Stored entries
————
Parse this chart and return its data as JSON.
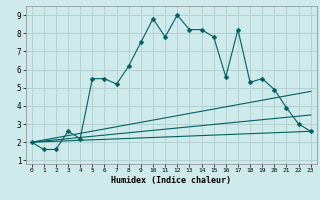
{
  "title": "",
  "xlabel": "Humidex (Indice chaleur)",
  "ylabel": "",
  "bg_color": "#ceeaea",
  "grid_color": "#b0cece",
  "line_color": "#006060",
  "xlim": [
    -0.5,
    23.5
  ],
  "ylim": [
    0.8,
    9.5
  ],
  "xticks": [
    0,
    1,
    2,
    3,
    4,
    5,
    6,
    7,
    8,
    9,
    10,
    11,
    12,
    13,
    14,
    15,
    16,
    17,
    18,
    19,
    20,
    21,
    22,
    23
  ],
  "yticks": [
    1,
    2,
    3,
    4,
    5,
    6,
    7,
    8,
    9
  ],
  "line1_x": [
    0,
    1,
    2,
    3,
    4,
    5,
    6,
    7,
    8,
    9,
    10,
    11,
    12,
    13,
    14,
    15,
    16,
    17,
    18,
    19,
    20,
    21,
    22,
    23
  ],
  "line1_y": [
    2.0,
    1.6,
    1.6,
    2.6,
    2.2,
    5.5,
    5.5,
    5.2,
    6.2,
    7.5,
    8.8,
    7.8,
    9.0,
    8.2,
    8.2,
    7.8,
    5.6,
    8.2,
    5.3,
    5.5,
    4.9,
    3.9,
    3.0,
    2.6
  ],
  "line2_x": [
    0,
    23
  ],
  "line2_y": [
    2.0,
    4.8
  ],
  "line3_x": [
    0,
    23
  ],
  "line3_y": [
    2.0,
    3.5
  ],
  "line4_x": [
    0,
    23
  ],
  "line4_y": [
    2.0,
    2.6
  ],
  "marker": "D",
  "markersize": 2.5
}
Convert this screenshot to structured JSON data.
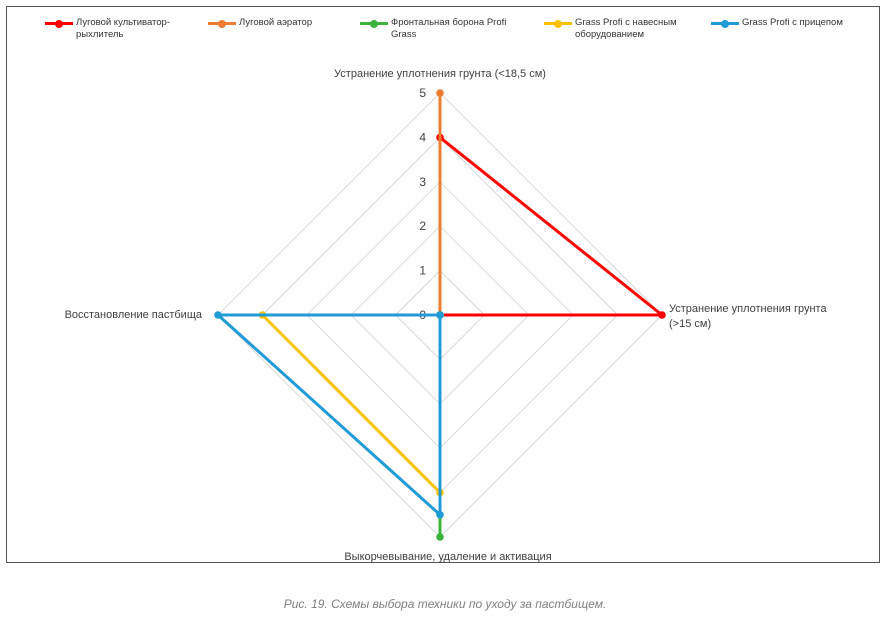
{
  "chart_data": {
    "type": "radar",
    "axes": [
      "Устранение уплотнения грунта (<18,5 см)",
      "Устранение уплотнения грунта (>15 см)",
      "Выкорчевывание,  удаление и активация",
      "Восстановление  пастбища"
    ],
    "ticks": [
      "0",
      "1",
      "2",
      "3",
      "4",
      "5"
    ],
    "rmax": 5,
    "series": [
      {
        "name": "Луговой культиватор-рыхлитель",
        "color": "#ff0000",
        "values": [
          4,
          5,
          0,
          0
        ]
      },
      {
        "name": "Луговой аэратор",
        "color": "#ed7d31",
        "values": [
          5,
          0,
          0,
          0
        ]
      },
      {
        "name": "Фронтальная  борона Profi Grass",
        "color": "#3cb43c",
        "values": [
          0,
          0,
          5,
          0
        ]
      },
      {
        "name": "Grass  Profi с навесным оборудованием",
        "color": "#ffc000",
        "values": [
          0,
          0,
          4,
          4
        ]
      },
      {
        "name": "Grass Profi с прицепом",
        "color": "#1f9bd7",
        "values": [
          0,
          0,
          4.5,
          5
        ]
      }
    ],
    "grid": true,
    "legend_position": "top"
  },
  "caption": "Рис. 19. Схемы выбора техники по уходу за пастбищем."
}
————
■ **EXERCISE TASK**
Write out the material above once more, exactly as it reads, with no pictures.

■ **OUTPUT BELOW**
Parse this chart and return its data as JSON.
{
  "title": "",
  "xlabel": "Humidex (Indice chaleur)",
  "ylabel": "",
  "bg_color": "#ceeaea",
  "grid_color": "#b0cece",
  "line_color": "#006060",
  "xlim": [
    -0.5,
    23.5
  ],
  "ylim": [
    0.8,
    9.5
  ],
  "xticks": [
    0,
    1,
    2,
    3,
    4,
    5,
    6,
    7,
    8,
    9,
    10,
    11,
    12,
    13,
    14,
    15,
    16,
    17,
    18,
    19,
    20,
    21,
    22,
    23
  ],
  "yticks": [
    1,
    2,
    3,
    4,
    5,
    6,
    7,
    8,
    9
  ],
  "line1_x": [
    0,
    1,
    2,
    3,
    4,
    5,
    6,
    7,
    8,
    9,
    10,
    11,
    12,
    13,
    14,
    15,
    16,
    17,
    18,
    19,
    20,
    21,
    22,
    23
  ],
  "line1_y": [
    2.0,
    1.6,
    1.6,
    2.6,
    2.2,
    5.5,
    5.5,
    5.2,
    6.2,
    7.5,
    8.8,
    7.8,
    9.0,
    8.2,
    8.2,
    7.8,
    5.6,
    8.2,
    5.3,
    5.5,
    4.9,
    3.9,
    3.0,
    2.6
  ],
  "line2_x": [
    0,
    23
  ],
  "line2_y": [
    2.0,
    4.8
  ],
  "line3_x": [
    0,
    23
  ],
  "line3_y": [
    2.0,
    3.5
  ],
  "line4_x": [
    0,
    23
  ],
  "line4_y": [
    2.0,
    2.6
  ],
  "marker": "D",
  "markersize": 2.5
}
Convert this screenshot to structured JSON data.
{
  "chart_data": {
    "type": "radar",
    "axes": [
      "Устранение уплотнения грунта (<18,5 см)",
      "Устранение уплотнения грунта (>15 см)",
      "Выкорчевывание,  удаление и активация",
      "Восстановление  пастбища"
    ],
    "ticks": [
      "0",
      "1",
      "2",
      "3",
      "4",
      "5"
    ],
    "rmax": 5,
    "series": [
      {
        "name": "Луговой культиватор-рыхлитель",
        "color": "#ff0000",
        "values": [
          4,
          5,
          0,
          0
        ]
      },
      {
        "name": "Луговой аэратор",
        "color": "#ed7d31",
        "values": [
          5,
          0,
          0,
          0
        ]
      },
      {
        "name": "Фронтальная  борона Profi Grass",
        "color": "#3cb43c",
        "values": [
          0,
          0,
          5,
          0
        ]
      },
      {
        "name": "Grass  Profi с навесным оборудованием",
        "color": "#ffc000",
        "values": [
          0,
          0,
          4,
          4
        ]
      },
      {
        "name": "Grass Profi с прицепом",
        "color": "#1f9bd7",
        "values": [
          0,
          0,
          4.5,
          5
        ]
      }
    ],
    "grid": true,
    "legend_position": "top"
  },
  "caption": "Рис. 19. Схемы выбора техники по уходу за пастбищем."
}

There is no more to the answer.